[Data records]
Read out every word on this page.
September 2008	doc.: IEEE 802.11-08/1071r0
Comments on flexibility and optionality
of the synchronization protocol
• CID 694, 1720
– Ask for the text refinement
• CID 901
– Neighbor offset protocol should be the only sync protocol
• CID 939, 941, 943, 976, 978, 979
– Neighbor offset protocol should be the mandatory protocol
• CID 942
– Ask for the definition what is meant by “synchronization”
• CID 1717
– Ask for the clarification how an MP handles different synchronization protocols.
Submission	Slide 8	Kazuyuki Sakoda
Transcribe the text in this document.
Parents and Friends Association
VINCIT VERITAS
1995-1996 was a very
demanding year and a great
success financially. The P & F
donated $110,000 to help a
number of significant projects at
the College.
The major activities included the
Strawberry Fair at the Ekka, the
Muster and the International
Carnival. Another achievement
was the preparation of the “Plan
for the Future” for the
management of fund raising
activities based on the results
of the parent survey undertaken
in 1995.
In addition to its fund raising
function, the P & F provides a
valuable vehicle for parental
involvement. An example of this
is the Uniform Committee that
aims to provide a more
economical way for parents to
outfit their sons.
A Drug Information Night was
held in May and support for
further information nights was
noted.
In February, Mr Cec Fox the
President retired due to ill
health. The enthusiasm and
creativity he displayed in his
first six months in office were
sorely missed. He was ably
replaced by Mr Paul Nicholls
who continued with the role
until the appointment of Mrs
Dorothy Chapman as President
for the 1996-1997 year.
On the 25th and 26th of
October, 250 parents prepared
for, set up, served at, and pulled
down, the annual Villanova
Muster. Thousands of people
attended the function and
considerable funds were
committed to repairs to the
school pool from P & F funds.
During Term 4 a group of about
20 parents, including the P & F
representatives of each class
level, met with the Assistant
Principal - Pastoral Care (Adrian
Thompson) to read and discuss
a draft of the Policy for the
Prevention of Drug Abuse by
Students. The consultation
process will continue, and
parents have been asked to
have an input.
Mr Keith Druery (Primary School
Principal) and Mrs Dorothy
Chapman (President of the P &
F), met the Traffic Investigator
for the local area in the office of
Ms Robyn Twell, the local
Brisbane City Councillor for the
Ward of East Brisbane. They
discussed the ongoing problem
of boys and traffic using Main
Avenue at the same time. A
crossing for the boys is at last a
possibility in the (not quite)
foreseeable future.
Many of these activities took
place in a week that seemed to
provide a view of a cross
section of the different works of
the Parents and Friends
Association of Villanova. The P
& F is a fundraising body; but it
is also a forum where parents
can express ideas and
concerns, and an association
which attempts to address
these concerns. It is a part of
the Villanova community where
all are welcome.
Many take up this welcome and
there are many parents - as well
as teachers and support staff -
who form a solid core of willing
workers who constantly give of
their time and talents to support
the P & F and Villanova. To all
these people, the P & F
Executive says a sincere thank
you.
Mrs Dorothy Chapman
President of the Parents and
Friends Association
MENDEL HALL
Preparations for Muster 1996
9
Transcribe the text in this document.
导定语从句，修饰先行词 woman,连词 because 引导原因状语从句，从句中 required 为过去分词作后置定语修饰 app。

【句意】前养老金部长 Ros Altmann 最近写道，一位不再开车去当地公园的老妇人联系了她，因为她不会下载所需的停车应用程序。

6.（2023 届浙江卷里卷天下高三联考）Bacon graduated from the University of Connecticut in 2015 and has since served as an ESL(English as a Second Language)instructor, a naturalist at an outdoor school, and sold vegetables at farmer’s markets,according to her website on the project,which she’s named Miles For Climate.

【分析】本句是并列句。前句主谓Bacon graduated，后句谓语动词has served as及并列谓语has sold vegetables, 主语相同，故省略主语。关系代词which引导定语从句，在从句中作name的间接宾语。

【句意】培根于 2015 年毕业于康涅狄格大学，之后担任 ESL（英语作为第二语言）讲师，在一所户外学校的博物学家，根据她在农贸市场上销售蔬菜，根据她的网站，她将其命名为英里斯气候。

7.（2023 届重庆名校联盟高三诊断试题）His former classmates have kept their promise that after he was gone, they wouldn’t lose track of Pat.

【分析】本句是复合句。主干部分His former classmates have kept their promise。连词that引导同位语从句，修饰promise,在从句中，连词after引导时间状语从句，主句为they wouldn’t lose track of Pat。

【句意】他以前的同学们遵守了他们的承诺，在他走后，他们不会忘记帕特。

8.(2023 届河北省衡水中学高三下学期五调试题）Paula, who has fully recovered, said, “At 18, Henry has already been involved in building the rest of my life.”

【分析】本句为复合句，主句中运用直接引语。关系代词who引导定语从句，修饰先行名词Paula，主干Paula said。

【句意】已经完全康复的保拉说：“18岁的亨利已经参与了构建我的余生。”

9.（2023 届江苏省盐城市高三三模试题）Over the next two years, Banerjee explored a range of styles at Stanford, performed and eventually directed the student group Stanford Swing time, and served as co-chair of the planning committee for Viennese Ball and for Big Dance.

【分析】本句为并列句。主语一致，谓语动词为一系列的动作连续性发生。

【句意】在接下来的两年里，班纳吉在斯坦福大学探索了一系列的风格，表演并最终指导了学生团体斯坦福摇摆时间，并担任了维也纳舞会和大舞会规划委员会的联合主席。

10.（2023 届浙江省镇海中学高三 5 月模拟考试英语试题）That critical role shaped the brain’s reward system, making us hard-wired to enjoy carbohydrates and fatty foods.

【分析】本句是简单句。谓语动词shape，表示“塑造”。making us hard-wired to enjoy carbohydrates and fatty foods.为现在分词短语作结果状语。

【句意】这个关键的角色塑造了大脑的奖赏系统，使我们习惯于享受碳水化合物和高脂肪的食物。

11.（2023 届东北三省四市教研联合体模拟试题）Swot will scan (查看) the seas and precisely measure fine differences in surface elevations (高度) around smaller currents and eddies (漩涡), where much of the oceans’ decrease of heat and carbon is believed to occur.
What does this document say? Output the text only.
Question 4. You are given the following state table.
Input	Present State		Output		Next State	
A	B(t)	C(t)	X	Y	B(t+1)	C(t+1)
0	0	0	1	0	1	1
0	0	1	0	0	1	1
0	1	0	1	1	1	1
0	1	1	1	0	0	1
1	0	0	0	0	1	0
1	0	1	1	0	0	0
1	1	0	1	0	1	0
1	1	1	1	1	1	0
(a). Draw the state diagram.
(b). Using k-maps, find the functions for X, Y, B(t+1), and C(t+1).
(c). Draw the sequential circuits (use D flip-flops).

Directions: Tally up the lines holding the string "should" in this listing, and report the total alone.

Response: 2